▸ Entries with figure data
--------------------------------------------------

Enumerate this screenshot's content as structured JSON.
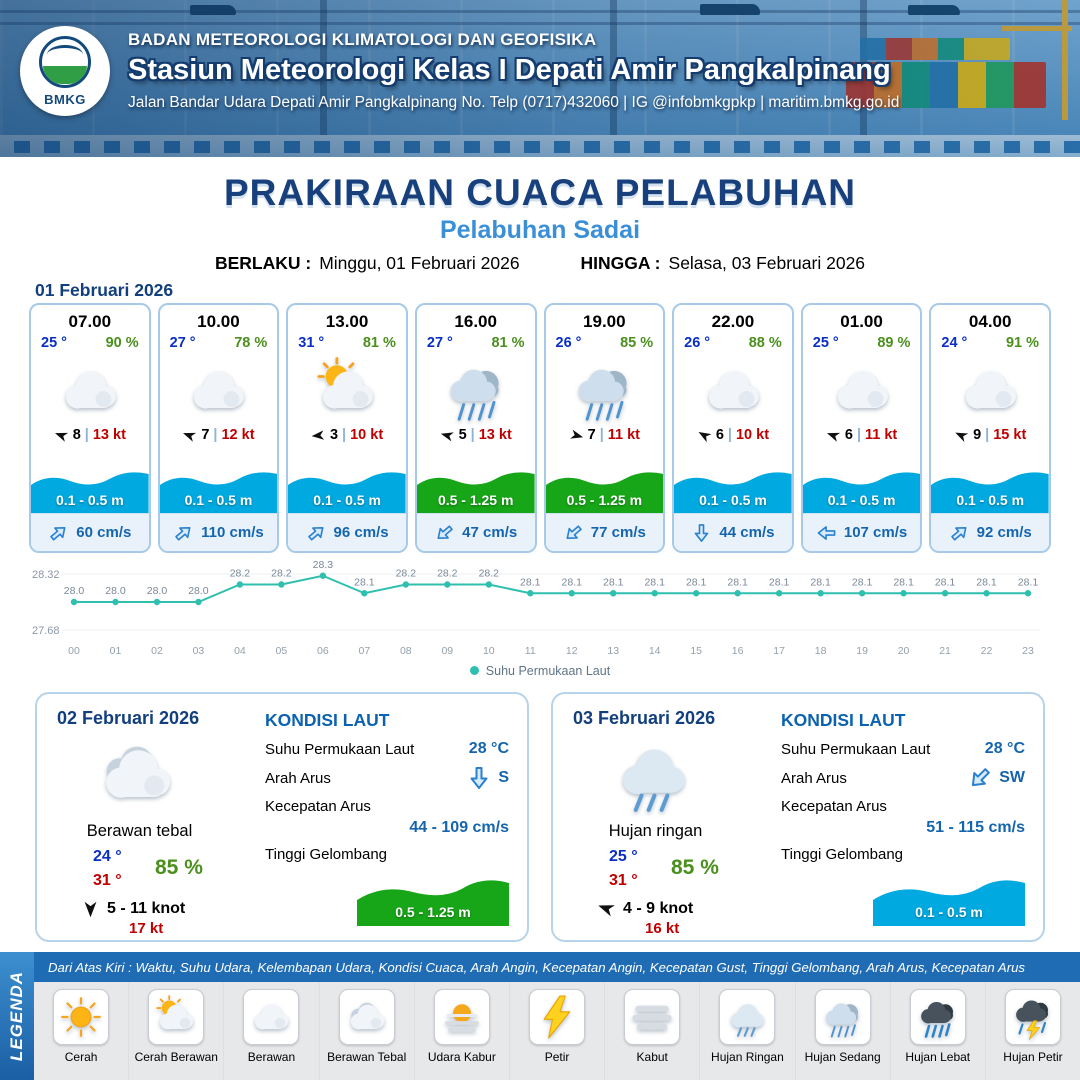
{
  "ui": {
    "pipe": "|"
  },
  "colors": {
    "wave_blue": "#00a9e0",
    "wave_green": "#17a617",
    "accent_blue": "#1565ae",
    "line_teal": "#2fbfae"
  },
  "header": {
    "agency": "BADAN METEOROLOGI KLIMATOLOGI DAN GEOFISIKA",
    "station": "Stasiun Meteorologi Kelas I Depati Amir Pangkalpinang",
    "address": "Jalan Bandar Udara Depati Amir Pangkalpinang No. Telp (0717)432060 | IG @infobmkgpkp | maritim.bmkg.go.id",
    "logo_text": "BMKG"
  },
  "title": {
    "main": "PRAKIRAAN CUACA PELABUHAN",
    "port": "Pelabuhan Sadai",
    "berlaku_label": "BERLAKU :",
    "berlaku_value": "Minggu, 01 Februari 2026",
    "hingga_label": "HINGGA :",
    "hingga_value": "Selasa, 03 Februari 2026"
  },
  "day1": {
    "date": "01 Februari 2026",
    "cards": [
      {
        "time": "07.00",
        "temp": "25 °",
        "rh": "90 %",
        "icon": "berawan",
        "wind_deg": 200,
        "wind_speed": "8",
        "gust": "13 kt",
        "wave": "0.1 - 0.5 m",
        "wave_color": "wave_blue",
        "current_deg": 320,
        "current": "60 cm/s"
      },
      {
        "time": "10.00",
        "temp": "27 °",
        "rh": "78 %",
        "icon": "berawan",
        "wind_deg": 200,
        "wind_speed": "7",
        "gust": "12 kt",
        "wave": "0.1 - 0.5 m",
        "wave_color": "wave_blue",
        "current_deg": 320,
        "current": "110 cm/s"
      },
      {
        "time": "13.00",
        "temp": "31 °",
        "rh": "81 %",
        "icon": "cerah-berawan",
        "wind_deg": 175,
        "wind_speed": "3",
        "gust": "10 kt",
        "wave": "0.1 - 0.5 m",
        "wave_color": "wave_blue",
        "current_deg": 320,
        "current": "96 cm/s"
      },
      {
        "time": "16.00",
        "temp": "27 °",
        "rh": "81 %",
        "icon": "hujan-sedang",
        "wind_deg": 195,
        "wind_speed": "5",
        "gust": "13 kt",
        "wave": "0.5 - 1.25 m",
        "wave_color": "wave_green",
        "current_deg": 140,
        "current": "47 cm/s"
      },
      {
        "time": "19.00",
        "temp": "26 °",
        "rh": "85 %",
        "icon": "hujan-sedang",
        "wind_deg": 15,
        "wind_speed": "7",
        "gust": "11 kt",
        "wave": "0.5 - 1.25 m",
        "wave_color": "wave_green",
        "current_deg": 140,
        "current": "77 cm/s"
      },
      {
        "time": "22.00",
        "temp": "26 °",
        "rh": "88 %",
        "icon": "berawan",
        "wind_deg": 210,
        "wind_speed": "6",
        "gust": "10 kt",
        "wave": "0.1 - 0.5 m",
        "wave_color": "wave_blue",
        "current_deg": 90,
        "current": "44 cm/s"
      },
      {
        "time": "01.00",
        "temp": "25 °",
        "rh": "89 %",
        "icon": "berawan",
        "wind_deg": 200,
        "wind_speed": "6",
        "gust": "11 kt",
        "wave": "0.1 - 0.5 m",
        "wave_color": "wave_blue",
        "current_deg": 180,
        "current": "107 cm/s"
      },
      {
        "time": "04.00",
        "temp": "24 °",
        "rh": "91 %",
        "icon": "berawan",
        "wind_deg": 205,
        "wind_speed": "9",
        "gust": "15 kt",
        "wave": "0.1 - 0.5 m",
        "wave_color": "wave_blue",
        "current_deg": 320,
        "current": "92 cm/s"
      }
    ]
  },
  "chart_data": {
    "type": "line",
    "title": "",
    "series_name": "Suhu Permukaan Laut",
    "x": [
      "00",
      "01",
      "02",
      "03",
      "04",
      "05",
      "06",
      "07",
      "08",
      "09",
      "10",
      "11",
      "12",
      "13",
      "14",
      "15",
      "16",
      "17",
      "18",
      "19",
      "20",
      "21",
      "22",
      "23"
    ],
    "values": [
      28.0,
      28.0,
      28.0,
      28.0,
      28.2,
      28.2,
      28.3,
      28.1,
      28.2,
      28.2,
      28.2,
      28.1,
      28.1,
      28.1,
      28.1,
      28.1,
      28.1,
      28.1,
      28.1,
      28.1,
      28.1,
      28.1,
      28.1,
      28.1
    ],
    "ylim": [
      27.68,
      28.32
    ],
    "line_color": "#2fbfae",
    "legend_position": "bottom",
    "grid": false
  },
  "day2": {
    "date": "02 Februari 2026",
    "icon": "berawan-tebal",
    "condition": "Berawan tebal",
    "temp_min": "24 °",
    "temp_max": "31 °",
    "rh": "85 %",
    "wind_deg": 90,
    "wind": "5 - 11 knot",
    "gust": "17 kt",
    "sea": {
      "title": "KONDISI LAUT",
      "sst_label": "Suhu Permukaan Laut",
      "sst": "28 °C",
      "dir_label": "Arah Arus",
      "dir": "S",
      "dir_deg": 90,
      "speed_label": "Kecepatan Arus",
      "speed": "44 - 109 cm/s",
      "wave_label": "Tinggi Gelombang",
      "wave": "0.5 - 1.25 m",
      "wave_color": "wave_green"
    }
  },
  "day3": {
    "date": "03 Februari 2026",
    "icon": "hujan-ringan",
    "condition": "Hujan ringan",
    "temp_min": "25 °",
    "temp_max": "31 °",
    "rh": "85 %",
    "wind_deg": 200,
    "wind": "4 - 9 knot",
    "gust": "16 kt",
    "sea": {
      "title": "KONDISI LAUT",
      "sst_label": "Suhu Permukaan Laut",
      "sst": "28 °C",
      "dir_label": "Arah Arus",
      "dir": "SW",
      "dir_deg": 135,
      "speed_label": "Kecepatan Arus",
      "speed": "51 - 115 cm/s",
      "wave_label": "Tinggi Gelombang",
      "wave": "0.1 - 0.5 m",
      "wave_color": "wave_blue"
    }
  },
  "legend": {
    "banner": "LEGENDA",
    "note": "Dari Atas Kiri : Waktu, Suhu Udara, Kelembapan Udara, Kondisi Cuaca, Arah Angin, Kecepatan Angin, Kecepatan Gust, Tinggi Gelombang, Arah Arus, Kecepatan Arus",
    "items": [
      {
        "label": "Cerah",
        "icon": "cerah"
      },
      {
        "label": "Cerah Berawan",
        "icon": "cerah-berawan"
      },
      {
        "label": "Berawan",
        "icon": "berawan"
      },
      {
        "label": "Berawan Tebal",
        "icon": "berawan-tebal"
      },
      {
        "label": "Udara Kabur",
        "icon": "udara-kabur"
      },
      {
        "label": "Petir",
        "icon": "petir"
      },
      {
        "label": "Kabut",
        "icon": "kabut"
      },
      {
        "label": "Hujan Ringan",
        "icon": "hujan-ringan"
      },
      {
        "label": "Hujan Sedang",
        "icon": "hujan-sedang"
      },
      {
        "label": "Hujan Lebat",
        "icon": "hujan-lebat"
      },
      {
        "label": "Hujan Petir",
        "icon": "hujan-petir"
      }
    ]
  }
}
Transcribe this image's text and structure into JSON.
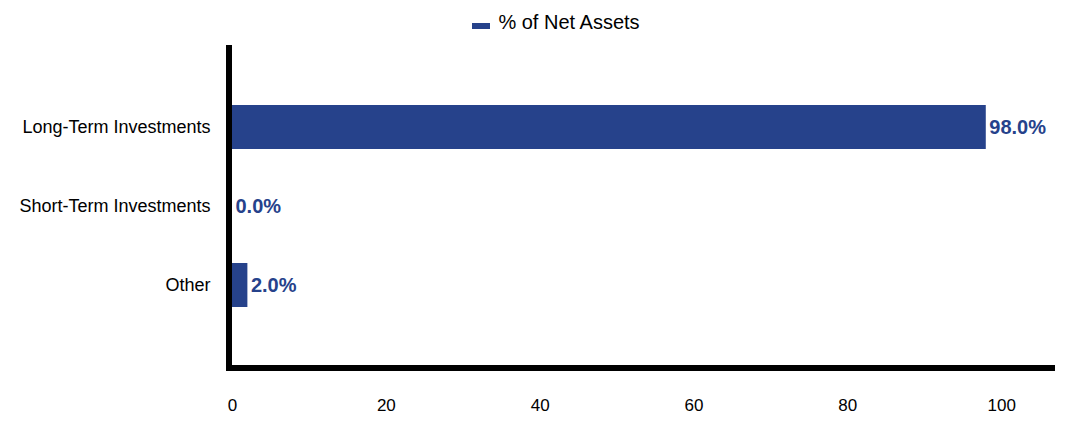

--------------------------------------------------

Each line of the data should be quoted exactly, with pictures left out.

Enumerate this screenshot's content as structured JSON.
{
  "ui": {
    "pipe": "|"
  },
  "colors": {
    "wave_blue": "#00a9e0",
    "wave_green": "#17a617",
    "accent_blue": "#1565ae",
    "line_teal": "#2fbfae"
  },
  "header": {
    "agency": "BADAN METEOROLOGI KLIMATOLOGI DAN GEOFISIKA",
    "station": "Stasiun Meteorologi Kelas I Depati Amir Pangkalpinang",
    "address": "Jalan Bandar Udara Depati Amir Pangkalpinang No. Telp (0717)432060 | IG @infobmkgpkp | maritim.bmkg.go.id",
    "logo_text": "BMKG"
  },
  "title": {
    "main": "PRAKIRAAN CUACA PELABUHAN",
    "port": "Pelabuhan Sadai",
    "berlaku_label": "BERLAKU :",
    "berlaku_value": "Minggu, 01 Februari 2026",
    "hingga_label": "HINGGA :",
    "hingga_value": "Selasa, 03 Februari 2026"
  },
  "day1": {
    "date": "01 Februari 2026",
    "cards": [
      {
        "time": "07.00",
        "temp": "25 °",
        "rh": "90 %",
        "icon": "berawan",
        "wind_deg": 200,
        "wind_speed": "8",
        "gust": "13 kt",
        "wave": "0.1 - 0.5 m",
        "wave_color": "wave_blue",
        "current_deg": 320,
        "current": "60 cm/s"
      },
      {
        "time": "10.00",
        "temp": "27 °",
        "rh": "78 %",
        "icon": "berawan",
        "wind_deg": 200,
        "wind_speed": "7",
        "gust": "12 kt",
        "wave": "0.1 - 0.5 m",
        "wave_color": "wave_blue",
        "current_deg": 320,
        "current": "110 cm/s"
      },
      {
        "time": "13.00",
        "temp": "31 °",
        "rh": "81 %",
        "icon": "cerah-berawan",
        "wind_deg": 175,
        "wind_speed": "3",
        "gust": "10 kt",
        "wave": "0.1 - 0.5 m",
        "wave_color": "wave_blue",
        "current_deg": 320,
        "current": "96 cm/s"
      },
      {
        "time": "16.00",
        "temp": "27 °",
        "rh": "81 %",
        "icon": "hujan-sedang",
        "wind_deg": 195,
        "wind_speed": "5",
        "gust": "13 kt",
        "wave": "0.5 - 1.25 m",
        "wave_color": "wave_green",
        "current_deg": 140,
        "current": "47 cm/s"
      },
      {
        "time": "19.00",
        "temp": "26 °",
        "rh": "85 %",
        "icon": "hujan-sedang",
        "wind_deg": 15,
        "wind_speed": "7",
        "gust": "11 kt",
        "wave": "0.5 - 1.25 m",
        "wave_color": "wave_green",
        "current_deg": 140,
        "current": "77 cm/s"
      },
      {
        "time": "22.00",
        "temp": "26 °",
        "rh": "88 %",
        "icon": "berawan",
        "wind_deg": 210,
        "wind_speed": "6",
        "gust": "10 kt",
        "wave": "0.1 - 0.5 m",
        "wave_color": "wave_blue",
        "current_deg": 90,
        "current": "44 cm/s"
      },
      {
        "time": "01.00",
        "temp": "25 °",
        "rh": "89 %",
        "icon": "berawan",
        "wind_deg": 200,
        "wind_speed": "6",
        "gust": "11 kt",
        "wave": "0.1 - 0.5 m",
        "wave_color": "wave_blue",
        "current_deg": 180,
        "current": "107 cm/s"
      },
      {
        "time": "04.00",
        "temp": "24 °",
        "rh": "91 %",
        "icon": "berawan",
        "wind_deg": 205,
        "wind_speed": "9",
        "gust": "15 kt",
        "wave": "0.1 - 0.5 m",
        "wave_color": "wave_blue",
        "current_deg": 320,
        "current": "92 cm/s"
      }
    ]
  },
  "chart_data": {
    "type": "line",
    "title": "",
    "series_name": "Suhu Permukaan Laut",
    "x": [
      "00",
      "01",
      "02",
      "03",
      "04",
      "05",
      "06",
      "07",
      "08",
      "09",
      "10",
      "11",
      "12",
      "13",
      "14",
      "15",
      "16",
      "17",
      "18",
      "19",
      "20",
      "21",
      "22",
      "23"
    ],
    "values": [
      28.0,
      28.0,
      28.0,
      28.0,
      28.2,
      28.2,
      28.3,
      28.1,
      28.2,
      28.2,
      28.2,
      28.1,
      28.1,
      28.1,
      28.1,
      28.1,
      28.1,
      28.1,
      28.1,
      28.1,
      28.1,
      28.1,
      28.1,
      28.1
    ],
    "ylim": [
      27.68,
      28.32
    ],
    "line_color": "#2fbfae",
    "legend_position": "bottom",
    "grid": false
  },
  "day2": {
    "date": "02 Februari 2026",
    "icon": "berawan-tebal",
    "condition": "Berawan tebal",
    "temp_min": "24 °",
    "temp_max": "31 °",
    "rh": "85 %",
    "wind_deg": 90,
    "wind": "5 - 11 knot",
    "gust": "17 kt",
    "sea": {
      "title": "KONDISI LAUT",
      "sst_label": "Suhu Permukaan Laut",
      "sst": "28 °C",
      "dir_label": "Arah Arus",
      "dir": "S",
      "dir_deg": 90,
      "speed_label": "Kecepatan Arus",
      "speed": "44 - 109 cm/s",
      "wave_label": "Tinggi Gelombang",
      "wave": "0.5 - 1.25 m",
      "wave_color": "wave_green"
    }
  },
  "day3": {
    "date": "03 Februari 2026",
    "icon": "hujan-ringan",
    "condition": "Hujan ringan",
    "temp_min": "25 °",
    "temp_max": "31 °",
    "rh": "85 %",
    "wind_deg": 200,
    "wind": "4 - 9 knot",
    "gust": "16 kt",
    "sea": {
      "title": "KONDISI LAUT",
      "sst_label": "Suhu Permukaan Laut",
      "sst": "28 °C",
      "dir_label": "Arah Arus",
      "dir": "SW",
      "dir_deg": 135,
      "speed_label": "Kecepatan Arus",
      "speed": "51 - 115 cm/s",
      "wave_label": "Tinggi Gelombang",
      "wave": "0.1 - 0.5 m",
      "wave_color": "wave_blue"
    }
  },
  "legend": {
    "banner": "LEGENDA",
    "note": "Dari Atas Kiri : Waktu, Suhu Udara, Kelembapan Udara, Kondisi Cuaca, Arah Angin, Kecepatan Angin, Kecepatan Gust, Tinggi Gelombang, Arah Arus, Kecepatan Arus",
    "items": [
      {
        "label": "Cerah",
        "icon": "cerah"
      },
      {
        "label": "Cerah Berawan",
        "icon": "cerah-berawan"
      },
      {
        "label": "Berawan",
        "icon": "berawan"
      },
      {
        "label": "Berawan Tebal",
        "icon": "berawan-tebal"
      },
      {
        "label": "Udara Kabur",
        "icon": "udara-kabur"
      },
      {
        "label": "Petir",
        "icon": "petir"
      },
      {
        "label": "Kabut",
        "icon": "kabut"
      },
      {
        "label": "Hujan Ringan",
        "icon": "hujan-ringan"
      },
      {
        "label": "Hujan Sedang",
        "icon": "hujan-sedang"
      },
      {
        "label": "Hujan Lebat",
        "icon": "hujan-lebat"
      },
      {
        "label": "Hujan Petir",
        "icon": "hujan-petir"
      }
    ]
  }
}
Transcribe this image's text and structure into JSON.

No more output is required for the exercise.